══ Extracted material
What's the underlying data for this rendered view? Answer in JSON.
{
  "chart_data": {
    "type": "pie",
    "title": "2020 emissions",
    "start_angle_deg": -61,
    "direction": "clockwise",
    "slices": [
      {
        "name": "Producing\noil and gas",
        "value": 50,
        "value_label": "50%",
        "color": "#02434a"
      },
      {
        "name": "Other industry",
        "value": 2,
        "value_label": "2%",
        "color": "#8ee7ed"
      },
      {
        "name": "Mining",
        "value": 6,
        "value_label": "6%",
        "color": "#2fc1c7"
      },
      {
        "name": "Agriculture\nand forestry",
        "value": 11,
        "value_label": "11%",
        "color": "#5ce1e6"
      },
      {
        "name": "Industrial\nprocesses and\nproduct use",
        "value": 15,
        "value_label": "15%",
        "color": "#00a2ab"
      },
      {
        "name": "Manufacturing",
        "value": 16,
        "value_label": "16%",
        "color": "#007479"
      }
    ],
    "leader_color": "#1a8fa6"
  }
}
════
══ Extracted material
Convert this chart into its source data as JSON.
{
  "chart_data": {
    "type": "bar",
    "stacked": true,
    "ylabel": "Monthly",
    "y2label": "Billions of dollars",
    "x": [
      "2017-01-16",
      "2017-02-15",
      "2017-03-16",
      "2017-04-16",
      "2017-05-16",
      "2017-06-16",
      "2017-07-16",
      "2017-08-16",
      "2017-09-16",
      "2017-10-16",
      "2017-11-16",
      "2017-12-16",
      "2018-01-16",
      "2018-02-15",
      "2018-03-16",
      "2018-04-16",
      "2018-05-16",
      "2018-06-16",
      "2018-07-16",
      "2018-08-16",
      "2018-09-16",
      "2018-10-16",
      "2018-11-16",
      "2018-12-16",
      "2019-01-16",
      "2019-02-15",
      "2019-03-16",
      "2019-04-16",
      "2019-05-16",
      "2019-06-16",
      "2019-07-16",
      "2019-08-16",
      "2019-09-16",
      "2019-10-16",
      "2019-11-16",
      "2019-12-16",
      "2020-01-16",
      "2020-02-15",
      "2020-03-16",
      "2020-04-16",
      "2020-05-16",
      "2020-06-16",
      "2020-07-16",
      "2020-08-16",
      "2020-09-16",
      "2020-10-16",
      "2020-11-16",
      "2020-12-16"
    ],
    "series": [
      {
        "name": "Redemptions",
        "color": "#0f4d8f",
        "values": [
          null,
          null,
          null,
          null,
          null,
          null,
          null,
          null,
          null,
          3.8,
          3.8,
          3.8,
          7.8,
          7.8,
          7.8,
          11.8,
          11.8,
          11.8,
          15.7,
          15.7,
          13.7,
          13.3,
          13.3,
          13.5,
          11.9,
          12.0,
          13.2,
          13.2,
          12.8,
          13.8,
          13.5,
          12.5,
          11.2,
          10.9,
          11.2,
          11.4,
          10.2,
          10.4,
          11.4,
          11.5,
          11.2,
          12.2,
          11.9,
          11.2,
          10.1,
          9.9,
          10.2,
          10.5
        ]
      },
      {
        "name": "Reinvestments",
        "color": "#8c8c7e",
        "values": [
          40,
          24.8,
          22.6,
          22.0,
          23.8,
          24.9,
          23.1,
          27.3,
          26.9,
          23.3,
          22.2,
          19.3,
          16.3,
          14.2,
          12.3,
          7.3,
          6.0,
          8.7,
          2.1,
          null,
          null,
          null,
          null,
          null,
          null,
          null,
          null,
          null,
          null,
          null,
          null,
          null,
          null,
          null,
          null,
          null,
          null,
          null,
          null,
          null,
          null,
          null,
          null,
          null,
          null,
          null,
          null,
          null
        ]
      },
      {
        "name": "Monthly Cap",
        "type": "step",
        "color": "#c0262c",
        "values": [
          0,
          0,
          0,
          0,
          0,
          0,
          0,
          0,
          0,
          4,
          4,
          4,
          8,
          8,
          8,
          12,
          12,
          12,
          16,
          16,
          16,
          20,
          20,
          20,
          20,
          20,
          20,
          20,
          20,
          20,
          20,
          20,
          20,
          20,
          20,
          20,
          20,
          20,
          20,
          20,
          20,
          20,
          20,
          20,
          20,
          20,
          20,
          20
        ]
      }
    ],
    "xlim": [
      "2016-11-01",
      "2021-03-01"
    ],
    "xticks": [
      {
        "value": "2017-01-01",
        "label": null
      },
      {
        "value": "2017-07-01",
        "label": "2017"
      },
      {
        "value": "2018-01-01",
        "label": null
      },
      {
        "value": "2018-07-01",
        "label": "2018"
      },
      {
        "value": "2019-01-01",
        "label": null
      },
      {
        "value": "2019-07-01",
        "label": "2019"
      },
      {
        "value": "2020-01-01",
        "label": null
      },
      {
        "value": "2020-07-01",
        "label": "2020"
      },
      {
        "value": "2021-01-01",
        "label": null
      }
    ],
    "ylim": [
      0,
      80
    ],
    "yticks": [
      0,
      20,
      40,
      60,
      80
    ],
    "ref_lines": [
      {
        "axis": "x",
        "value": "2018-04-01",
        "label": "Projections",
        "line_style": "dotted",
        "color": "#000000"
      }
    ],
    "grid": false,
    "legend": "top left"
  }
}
════
══ Extracted material
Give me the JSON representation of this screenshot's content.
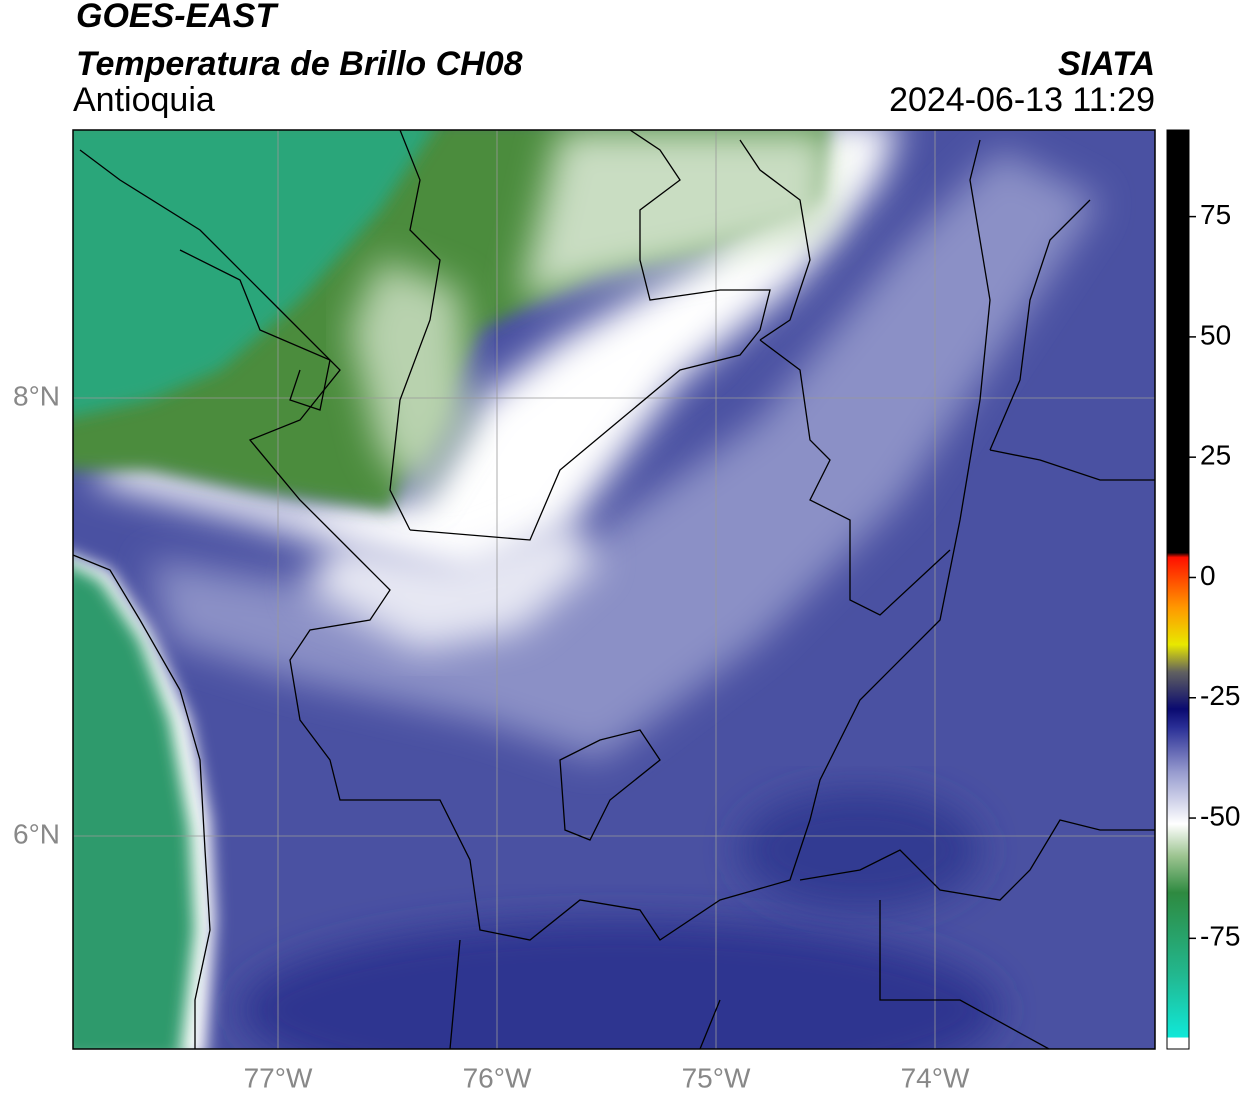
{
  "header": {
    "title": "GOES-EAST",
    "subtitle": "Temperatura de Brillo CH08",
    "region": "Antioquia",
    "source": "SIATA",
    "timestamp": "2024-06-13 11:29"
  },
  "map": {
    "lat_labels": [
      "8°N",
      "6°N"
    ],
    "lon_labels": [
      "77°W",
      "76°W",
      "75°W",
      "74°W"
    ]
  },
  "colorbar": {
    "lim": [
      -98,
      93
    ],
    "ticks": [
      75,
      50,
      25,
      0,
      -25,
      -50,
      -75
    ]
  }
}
════
◆ Instruction:
Across the data, tally the lines containing "this" and give back the number alone.

◆ Solution to the exercise:
3